*Directive*
From the entries below, count the lines with "قیمت". Write only the count.

*Data supplied*
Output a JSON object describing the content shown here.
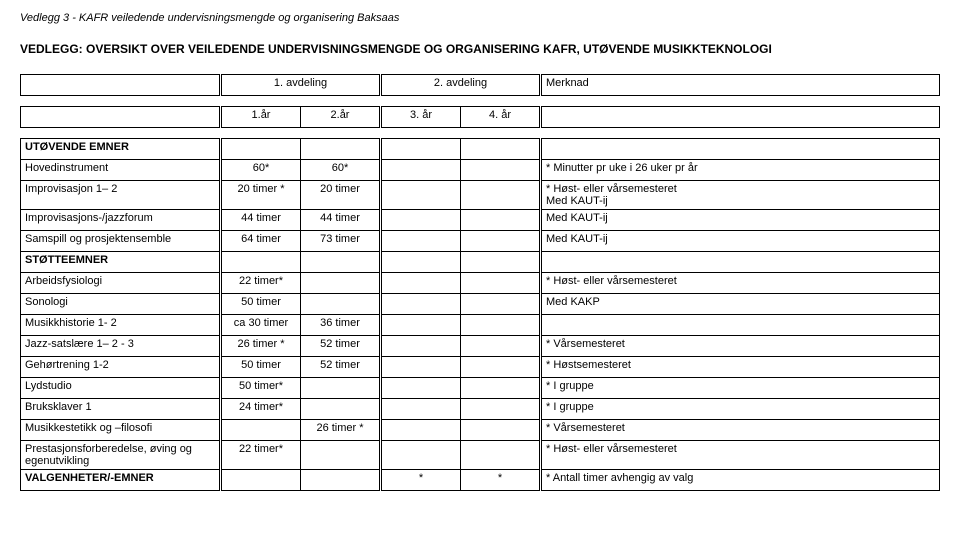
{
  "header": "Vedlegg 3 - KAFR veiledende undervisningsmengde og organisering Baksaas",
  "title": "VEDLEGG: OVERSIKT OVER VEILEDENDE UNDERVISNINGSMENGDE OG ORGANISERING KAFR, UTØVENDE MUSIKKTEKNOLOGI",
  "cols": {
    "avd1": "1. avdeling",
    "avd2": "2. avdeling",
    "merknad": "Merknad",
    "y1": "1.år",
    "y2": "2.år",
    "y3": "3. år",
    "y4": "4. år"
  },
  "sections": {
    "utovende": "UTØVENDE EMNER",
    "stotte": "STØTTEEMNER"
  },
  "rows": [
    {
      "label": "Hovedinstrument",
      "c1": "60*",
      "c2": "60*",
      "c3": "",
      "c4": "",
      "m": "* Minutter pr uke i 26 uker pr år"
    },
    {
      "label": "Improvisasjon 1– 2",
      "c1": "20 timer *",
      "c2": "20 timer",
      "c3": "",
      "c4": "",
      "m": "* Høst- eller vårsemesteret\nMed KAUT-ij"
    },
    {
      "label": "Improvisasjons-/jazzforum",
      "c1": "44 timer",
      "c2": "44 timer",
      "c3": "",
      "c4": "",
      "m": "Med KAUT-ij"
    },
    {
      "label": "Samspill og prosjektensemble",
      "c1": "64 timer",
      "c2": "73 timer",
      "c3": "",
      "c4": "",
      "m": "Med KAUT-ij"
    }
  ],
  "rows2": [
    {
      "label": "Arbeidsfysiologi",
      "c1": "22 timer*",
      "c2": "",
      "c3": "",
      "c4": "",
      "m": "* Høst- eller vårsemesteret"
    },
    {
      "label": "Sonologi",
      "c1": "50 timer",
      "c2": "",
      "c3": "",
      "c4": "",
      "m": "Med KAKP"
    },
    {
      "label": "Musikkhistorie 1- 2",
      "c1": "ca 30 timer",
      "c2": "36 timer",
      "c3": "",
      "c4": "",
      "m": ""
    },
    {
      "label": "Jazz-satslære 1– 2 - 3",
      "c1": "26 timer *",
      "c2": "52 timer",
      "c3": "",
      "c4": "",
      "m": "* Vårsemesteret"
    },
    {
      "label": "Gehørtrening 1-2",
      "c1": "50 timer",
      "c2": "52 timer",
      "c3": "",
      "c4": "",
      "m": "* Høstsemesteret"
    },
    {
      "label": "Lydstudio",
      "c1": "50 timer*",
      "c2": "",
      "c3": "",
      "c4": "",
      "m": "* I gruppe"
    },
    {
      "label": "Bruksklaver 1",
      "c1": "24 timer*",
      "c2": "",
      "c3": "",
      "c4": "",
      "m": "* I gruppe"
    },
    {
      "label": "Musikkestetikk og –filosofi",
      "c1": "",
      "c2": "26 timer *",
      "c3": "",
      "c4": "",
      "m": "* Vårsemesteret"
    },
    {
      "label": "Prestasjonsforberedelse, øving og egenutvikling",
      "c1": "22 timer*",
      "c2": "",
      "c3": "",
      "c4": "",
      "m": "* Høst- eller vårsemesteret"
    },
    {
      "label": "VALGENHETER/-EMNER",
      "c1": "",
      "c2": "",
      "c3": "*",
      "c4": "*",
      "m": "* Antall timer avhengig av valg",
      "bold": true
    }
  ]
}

...

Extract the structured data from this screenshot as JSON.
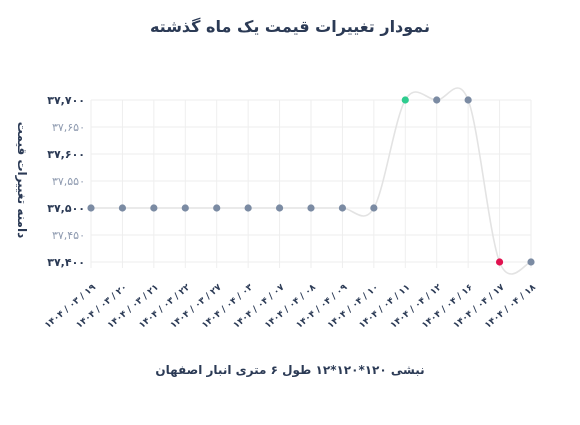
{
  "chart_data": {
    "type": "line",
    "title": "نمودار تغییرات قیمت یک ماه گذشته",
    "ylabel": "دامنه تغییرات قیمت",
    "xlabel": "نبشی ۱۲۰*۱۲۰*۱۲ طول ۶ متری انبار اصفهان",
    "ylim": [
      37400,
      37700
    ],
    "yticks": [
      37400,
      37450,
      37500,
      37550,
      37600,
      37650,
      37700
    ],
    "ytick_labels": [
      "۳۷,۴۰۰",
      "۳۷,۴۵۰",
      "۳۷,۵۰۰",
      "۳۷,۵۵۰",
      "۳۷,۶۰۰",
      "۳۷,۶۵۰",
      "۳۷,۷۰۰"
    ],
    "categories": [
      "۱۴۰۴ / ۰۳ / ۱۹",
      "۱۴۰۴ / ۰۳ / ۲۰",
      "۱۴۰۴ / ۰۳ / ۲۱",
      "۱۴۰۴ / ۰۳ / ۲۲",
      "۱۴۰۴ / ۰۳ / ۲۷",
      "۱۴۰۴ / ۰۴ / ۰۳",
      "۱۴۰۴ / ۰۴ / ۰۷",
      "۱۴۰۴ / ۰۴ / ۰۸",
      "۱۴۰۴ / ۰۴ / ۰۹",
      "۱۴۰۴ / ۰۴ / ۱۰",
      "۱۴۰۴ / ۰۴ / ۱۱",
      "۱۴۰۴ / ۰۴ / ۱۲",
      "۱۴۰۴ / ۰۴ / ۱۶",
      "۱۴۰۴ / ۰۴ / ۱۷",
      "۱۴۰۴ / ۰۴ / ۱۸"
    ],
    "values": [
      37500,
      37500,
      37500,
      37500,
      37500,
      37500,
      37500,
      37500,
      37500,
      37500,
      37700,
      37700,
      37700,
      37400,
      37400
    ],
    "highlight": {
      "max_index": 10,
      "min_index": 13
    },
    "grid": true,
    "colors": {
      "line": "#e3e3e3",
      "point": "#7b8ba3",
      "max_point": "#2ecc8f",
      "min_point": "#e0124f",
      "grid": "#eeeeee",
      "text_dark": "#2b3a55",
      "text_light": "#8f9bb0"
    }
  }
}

--

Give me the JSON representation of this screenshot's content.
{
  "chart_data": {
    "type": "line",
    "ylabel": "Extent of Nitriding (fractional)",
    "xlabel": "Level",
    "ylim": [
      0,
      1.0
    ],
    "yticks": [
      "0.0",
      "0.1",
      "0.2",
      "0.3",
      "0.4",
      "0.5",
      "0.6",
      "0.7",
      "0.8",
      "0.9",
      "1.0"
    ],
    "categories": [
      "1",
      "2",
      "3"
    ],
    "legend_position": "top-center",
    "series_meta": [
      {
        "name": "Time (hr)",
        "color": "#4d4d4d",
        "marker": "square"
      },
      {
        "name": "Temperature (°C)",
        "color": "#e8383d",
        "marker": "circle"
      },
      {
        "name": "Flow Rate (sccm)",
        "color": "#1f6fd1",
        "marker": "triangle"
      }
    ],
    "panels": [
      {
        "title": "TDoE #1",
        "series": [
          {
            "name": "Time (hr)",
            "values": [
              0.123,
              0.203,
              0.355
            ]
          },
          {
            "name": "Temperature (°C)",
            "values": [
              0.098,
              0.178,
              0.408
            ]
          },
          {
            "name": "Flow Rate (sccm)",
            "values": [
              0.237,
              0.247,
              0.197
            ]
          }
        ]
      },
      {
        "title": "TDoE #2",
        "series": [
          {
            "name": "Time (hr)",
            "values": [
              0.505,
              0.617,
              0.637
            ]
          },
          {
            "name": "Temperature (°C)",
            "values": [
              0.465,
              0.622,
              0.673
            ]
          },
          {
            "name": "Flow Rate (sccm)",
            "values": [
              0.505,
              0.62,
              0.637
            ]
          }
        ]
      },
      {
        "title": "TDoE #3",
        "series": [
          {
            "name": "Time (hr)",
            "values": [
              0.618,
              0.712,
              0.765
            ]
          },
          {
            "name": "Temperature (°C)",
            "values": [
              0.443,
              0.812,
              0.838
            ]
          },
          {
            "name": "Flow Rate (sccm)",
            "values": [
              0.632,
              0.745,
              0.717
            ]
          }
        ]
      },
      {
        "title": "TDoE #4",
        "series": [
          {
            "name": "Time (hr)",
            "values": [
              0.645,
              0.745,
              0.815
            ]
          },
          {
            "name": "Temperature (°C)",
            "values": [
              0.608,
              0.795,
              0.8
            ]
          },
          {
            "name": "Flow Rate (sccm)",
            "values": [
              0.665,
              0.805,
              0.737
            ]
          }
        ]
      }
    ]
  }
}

*Solution for this exercise*
2